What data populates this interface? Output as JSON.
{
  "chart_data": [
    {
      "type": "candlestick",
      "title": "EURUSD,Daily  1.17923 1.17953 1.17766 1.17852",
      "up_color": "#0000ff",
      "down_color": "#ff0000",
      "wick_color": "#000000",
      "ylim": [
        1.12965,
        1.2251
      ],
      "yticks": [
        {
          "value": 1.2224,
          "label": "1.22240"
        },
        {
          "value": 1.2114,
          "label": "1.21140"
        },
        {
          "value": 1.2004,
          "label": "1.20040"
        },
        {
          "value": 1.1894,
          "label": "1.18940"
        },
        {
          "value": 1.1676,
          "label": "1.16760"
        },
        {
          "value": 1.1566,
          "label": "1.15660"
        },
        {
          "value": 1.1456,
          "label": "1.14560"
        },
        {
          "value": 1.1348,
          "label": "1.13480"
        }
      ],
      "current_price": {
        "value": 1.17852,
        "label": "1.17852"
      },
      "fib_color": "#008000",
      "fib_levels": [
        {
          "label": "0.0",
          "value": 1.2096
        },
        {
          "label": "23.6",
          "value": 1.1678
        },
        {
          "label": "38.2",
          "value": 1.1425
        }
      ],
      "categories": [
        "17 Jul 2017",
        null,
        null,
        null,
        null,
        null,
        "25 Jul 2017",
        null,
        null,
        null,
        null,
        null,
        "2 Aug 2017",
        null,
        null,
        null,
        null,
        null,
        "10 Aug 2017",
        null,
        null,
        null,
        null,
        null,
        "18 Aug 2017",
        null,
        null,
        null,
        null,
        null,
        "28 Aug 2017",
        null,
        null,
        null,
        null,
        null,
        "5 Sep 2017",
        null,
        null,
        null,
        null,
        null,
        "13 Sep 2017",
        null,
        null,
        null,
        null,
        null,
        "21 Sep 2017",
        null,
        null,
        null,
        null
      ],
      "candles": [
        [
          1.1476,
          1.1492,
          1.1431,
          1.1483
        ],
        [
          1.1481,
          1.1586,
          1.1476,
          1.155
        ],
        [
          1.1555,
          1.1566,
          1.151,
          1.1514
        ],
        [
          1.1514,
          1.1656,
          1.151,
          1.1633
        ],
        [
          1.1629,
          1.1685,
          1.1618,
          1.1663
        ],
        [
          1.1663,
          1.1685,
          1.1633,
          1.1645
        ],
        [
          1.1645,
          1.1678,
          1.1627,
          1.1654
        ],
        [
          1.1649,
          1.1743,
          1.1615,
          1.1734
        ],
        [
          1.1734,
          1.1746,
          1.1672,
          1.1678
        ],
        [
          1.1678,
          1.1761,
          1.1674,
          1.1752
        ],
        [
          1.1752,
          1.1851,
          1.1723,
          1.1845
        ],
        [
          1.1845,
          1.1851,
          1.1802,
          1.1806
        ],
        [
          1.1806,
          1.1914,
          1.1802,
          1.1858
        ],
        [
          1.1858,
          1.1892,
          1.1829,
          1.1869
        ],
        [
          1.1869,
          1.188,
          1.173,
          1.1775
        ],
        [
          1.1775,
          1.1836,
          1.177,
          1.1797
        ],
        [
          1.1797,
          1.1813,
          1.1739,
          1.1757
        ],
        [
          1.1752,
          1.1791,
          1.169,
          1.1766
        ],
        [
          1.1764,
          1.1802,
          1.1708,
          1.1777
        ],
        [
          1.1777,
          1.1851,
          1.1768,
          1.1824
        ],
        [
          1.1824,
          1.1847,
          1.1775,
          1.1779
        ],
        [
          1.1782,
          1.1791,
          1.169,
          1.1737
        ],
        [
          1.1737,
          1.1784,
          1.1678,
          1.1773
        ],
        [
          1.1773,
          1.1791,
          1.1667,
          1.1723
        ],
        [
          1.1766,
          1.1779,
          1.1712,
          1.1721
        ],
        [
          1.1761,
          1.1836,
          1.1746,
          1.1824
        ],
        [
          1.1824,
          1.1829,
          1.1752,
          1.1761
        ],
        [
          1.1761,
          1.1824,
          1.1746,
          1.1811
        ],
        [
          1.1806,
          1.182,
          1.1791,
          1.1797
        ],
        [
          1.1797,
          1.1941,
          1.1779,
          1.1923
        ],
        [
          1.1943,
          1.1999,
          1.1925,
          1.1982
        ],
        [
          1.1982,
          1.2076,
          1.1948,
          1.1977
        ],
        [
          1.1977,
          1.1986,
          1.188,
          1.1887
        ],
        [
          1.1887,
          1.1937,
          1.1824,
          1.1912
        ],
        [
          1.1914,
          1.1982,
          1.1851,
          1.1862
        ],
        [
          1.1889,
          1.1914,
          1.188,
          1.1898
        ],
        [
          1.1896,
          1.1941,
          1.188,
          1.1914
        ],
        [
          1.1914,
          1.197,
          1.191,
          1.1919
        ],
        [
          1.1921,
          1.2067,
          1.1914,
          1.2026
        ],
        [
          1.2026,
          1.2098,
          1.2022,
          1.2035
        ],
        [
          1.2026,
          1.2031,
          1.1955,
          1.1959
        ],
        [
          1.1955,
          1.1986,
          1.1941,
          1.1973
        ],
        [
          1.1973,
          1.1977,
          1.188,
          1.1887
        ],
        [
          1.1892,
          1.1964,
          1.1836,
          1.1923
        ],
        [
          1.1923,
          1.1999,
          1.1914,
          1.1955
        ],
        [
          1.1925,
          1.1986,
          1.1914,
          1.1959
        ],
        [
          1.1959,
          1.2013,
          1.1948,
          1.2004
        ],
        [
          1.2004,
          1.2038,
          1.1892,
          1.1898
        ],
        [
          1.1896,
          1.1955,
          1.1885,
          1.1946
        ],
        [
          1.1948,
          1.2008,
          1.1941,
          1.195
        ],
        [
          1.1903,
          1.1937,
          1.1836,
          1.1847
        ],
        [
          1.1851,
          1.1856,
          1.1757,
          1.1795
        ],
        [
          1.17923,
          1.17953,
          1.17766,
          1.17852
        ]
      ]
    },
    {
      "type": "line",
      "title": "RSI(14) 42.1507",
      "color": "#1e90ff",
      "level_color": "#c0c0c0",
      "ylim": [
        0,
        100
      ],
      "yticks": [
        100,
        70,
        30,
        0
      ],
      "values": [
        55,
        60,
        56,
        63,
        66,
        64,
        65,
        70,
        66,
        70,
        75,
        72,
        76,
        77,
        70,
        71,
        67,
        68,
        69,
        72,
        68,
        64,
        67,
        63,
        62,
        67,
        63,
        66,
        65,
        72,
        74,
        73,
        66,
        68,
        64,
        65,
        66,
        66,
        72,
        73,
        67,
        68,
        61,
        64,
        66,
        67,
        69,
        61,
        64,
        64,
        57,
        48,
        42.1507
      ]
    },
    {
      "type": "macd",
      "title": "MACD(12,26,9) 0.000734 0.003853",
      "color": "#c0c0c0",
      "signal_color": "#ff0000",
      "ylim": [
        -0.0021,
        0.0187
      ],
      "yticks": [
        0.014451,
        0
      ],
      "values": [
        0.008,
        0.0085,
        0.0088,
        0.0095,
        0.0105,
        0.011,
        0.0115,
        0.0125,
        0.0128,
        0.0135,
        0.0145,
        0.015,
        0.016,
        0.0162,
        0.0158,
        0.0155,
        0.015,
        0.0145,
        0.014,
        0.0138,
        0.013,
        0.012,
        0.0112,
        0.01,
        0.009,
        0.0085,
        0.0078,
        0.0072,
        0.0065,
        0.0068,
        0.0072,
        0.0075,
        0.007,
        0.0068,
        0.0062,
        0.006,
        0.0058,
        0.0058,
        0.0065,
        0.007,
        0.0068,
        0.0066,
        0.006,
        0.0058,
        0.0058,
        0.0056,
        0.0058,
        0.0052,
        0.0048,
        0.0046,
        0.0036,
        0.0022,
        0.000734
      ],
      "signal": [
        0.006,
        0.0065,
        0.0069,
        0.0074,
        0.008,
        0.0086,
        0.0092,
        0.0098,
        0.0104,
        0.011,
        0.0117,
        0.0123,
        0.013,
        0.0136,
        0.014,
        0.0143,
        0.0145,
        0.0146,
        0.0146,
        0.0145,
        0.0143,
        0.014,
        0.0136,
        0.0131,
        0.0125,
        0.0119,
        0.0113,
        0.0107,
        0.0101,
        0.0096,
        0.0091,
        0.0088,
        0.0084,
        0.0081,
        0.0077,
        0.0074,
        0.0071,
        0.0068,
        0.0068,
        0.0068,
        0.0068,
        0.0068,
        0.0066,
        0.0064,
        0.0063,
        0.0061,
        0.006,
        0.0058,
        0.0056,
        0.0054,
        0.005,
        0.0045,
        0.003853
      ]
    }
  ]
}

*Stated problem*:
Extract all lines of the records above that include "type".

*Answer to the problem*:
      "type": "candlestick",
      "type": "line",
      "type": "macd",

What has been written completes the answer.